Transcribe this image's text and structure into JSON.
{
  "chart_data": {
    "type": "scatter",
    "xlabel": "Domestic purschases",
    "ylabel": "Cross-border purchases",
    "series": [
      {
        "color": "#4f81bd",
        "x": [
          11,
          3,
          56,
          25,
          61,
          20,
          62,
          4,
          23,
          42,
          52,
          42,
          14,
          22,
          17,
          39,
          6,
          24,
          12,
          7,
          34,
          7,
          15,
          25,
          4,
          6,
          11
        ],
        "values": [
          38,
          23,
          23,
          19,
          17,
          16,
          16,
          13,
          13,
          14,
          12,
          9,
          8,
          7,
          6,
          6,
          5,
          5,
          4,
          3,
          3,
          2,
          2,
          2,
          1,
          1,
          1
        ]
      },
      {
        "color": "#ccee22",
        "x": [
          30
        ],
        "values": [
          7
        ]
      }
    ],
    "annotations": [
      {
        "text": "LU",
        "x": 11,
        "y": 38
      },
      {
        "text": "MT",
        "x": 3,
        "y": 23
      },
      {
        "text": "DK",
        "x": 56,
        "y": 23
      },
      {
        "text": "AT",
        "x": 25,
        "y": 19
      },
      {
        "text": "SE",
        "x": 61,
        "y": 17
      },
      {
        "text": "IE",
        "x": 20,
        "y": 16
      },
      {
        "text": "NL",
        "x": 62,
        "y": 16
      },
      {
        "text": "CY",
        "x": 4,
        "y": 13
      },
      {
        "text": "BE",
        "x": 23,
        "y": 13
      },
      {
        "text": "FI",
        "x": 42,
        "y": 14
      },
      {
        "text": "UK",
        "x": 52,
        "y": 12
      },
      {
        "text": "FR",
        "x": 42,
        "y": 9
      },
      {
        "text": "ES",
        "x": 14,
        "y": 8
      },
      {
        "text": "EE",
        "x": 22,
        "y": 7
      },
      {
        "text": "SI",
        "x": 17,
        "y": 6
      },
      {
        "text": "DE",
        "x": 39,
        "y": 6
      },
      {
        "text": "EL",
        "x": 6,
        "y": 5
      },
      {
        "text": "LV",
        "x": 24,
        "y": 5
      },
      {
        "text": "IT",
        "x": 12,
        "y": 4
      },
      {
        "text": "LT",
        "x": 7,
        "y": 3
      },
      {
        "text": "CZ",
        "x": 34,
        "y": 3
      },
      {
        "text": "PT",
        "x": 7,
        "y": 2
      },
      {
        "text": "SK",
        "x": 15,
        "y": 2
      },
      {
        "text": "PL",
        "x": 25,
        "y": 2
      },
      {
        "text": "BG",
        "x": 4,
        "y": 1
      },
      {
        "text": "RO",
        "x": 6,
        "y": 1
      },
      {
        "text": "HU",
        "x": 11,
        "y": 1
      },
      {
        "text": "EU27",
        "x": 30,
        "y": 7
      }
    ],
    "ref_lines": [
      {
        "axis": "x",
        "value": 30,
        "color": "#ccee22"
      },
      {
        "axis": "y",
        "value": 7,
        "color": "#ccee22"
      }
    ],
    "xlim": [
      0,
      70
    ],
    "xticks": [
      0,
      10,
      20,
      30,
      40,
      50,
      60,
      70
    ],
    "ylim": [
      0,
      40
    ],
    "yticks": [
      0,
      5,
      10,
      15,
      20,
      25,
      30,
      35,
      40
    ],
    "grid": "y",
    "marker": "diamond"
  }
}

## EXERCISE TASK:
Take the material above and return all of it exactly.

## SOLUTION FOR THIS EXERCISE:
Transcribe this image's text and structure into JSON.
{
  "chart_data": {
    "type": "scatter",
    "xlabel": "Domestic purschases",
    "ylabel": "Cross-border purchases",
    "series": [
      {
        "color": "#4f81bd",
        "x": [
          11,
          3,
          56,
          25,
          61,
          20,
          62,
          4,
          23,
          42,
          52,
          42,
          14,
          22,
          17,
          39,
          6,
          24,
          12,
          7,
          34,
          7,
          15,
          25,
          4,
          6,
          11
        ],
        "values": [
          38,
          23,
          23,
          19,
          17,
          16,
          16,
          13,
          13,
          14,
          12,
          9,
          8,
          7,
          6,
          6,
          5,
          5,
          4,
          3,
          3,
          2,
          2,
          2,
          1,
          1,
          1
        ]
      },
      {
        "color": "#ccee22",
        "x": [
          30
        ],
        "values": [
          7
        ]
      }
    ],
    "annotations": [
      {
        "text": "LU",
        "x": 11,
        "y": 38
      },
      {
        "text": "MT",
        "x": 3,
        "y": 23
      },
      {
        "text": "DK",
        "x": 56,
        "y": 23
      },
      {
        "text": "AT",
        "x": 25,
        "y": 19
      },
      {
        "text": "SE",
        "x": 61,
        "y": 17
      },
      {
        "text": "IE",
        "x": 20,
        "y": 16
      },
      {
        "text": "NL",
        "x": 62,
        "y": 16
      },
      {
        "text": "CY",
        "x": 4,
        "y": 13
      },
      {
        "text": "BE",
        "x": 23,
        "y": 13
      },
      {
        "text": "FI",
        "x": 42,
        "y": 14
      },
      {
        "text": "UK",
        "x": 52,
        "y": 12
      },
      {
        "text": "FR",
        "x": 42,
        "y": 9
      },
      {
        "text": "ES",
        "x": 14,
        "y": 8
      },
      {
        "text": "EE",
        "x": 22,
        "y": 7
      },
      {
        "text": "SI",
        "x": 17,
        "y": 6
      },
      {
        "text": "DE",
        "x": 39,
        "y": 6
      },
      {
        "text": "EL",
        "x": 6,
        "y": 5
      },
      {
        "text": "LV",
        "x": 24,
        "y": 5
      },
      {
        "text": "IT",
        "x": 12,
        "y": 4
      },
      {
        "text": "LT",
        "x": 7,
        "y": 3
      },
      {
        "text": "CZ",
        "x": 34,
        "y": 3
      },
      {
        "text": "PT",
        "x": 7,
        "y": 2
      },
      {
        "text": "SK",
        "x": 15,
        "y": 2
      },
      {
        "text": "PL",
        "x": 25,
        "y": 2
      },
      {
        "text": "BG",
        "x": 4,
        "y": 1
      },
      {
        "text": "RO",
        "x": 6,
        "y": 1
      },
      {
        "text": "HU",
        "x": 11,
        "y": 1
      },
      {
        "text": "EU27",
        "x": 30,
        "y": 7
      }
    ],
    "ref_lines": [
      {
        "axis": "x",
        "value": 30,
        "color": "#ccee22"
      },
      {
        "axis": "y",
        "value": 7,
        "color": "#ccee22"
      }
    ],
    "xlim": [
      0,
      70
    ],
    "xticks": [
      0,
      10,
      20,
      30,
      40,
      50,
      60,
      70
    ],
    "ylim": [
      0,
      40
    ],
    "yticks": [
      0,
      5,
      10,
      15,
      20,
      25,
      30,
      35,
      40
    ],
    "grid": "y",
    "marker": "diamond"
  }
}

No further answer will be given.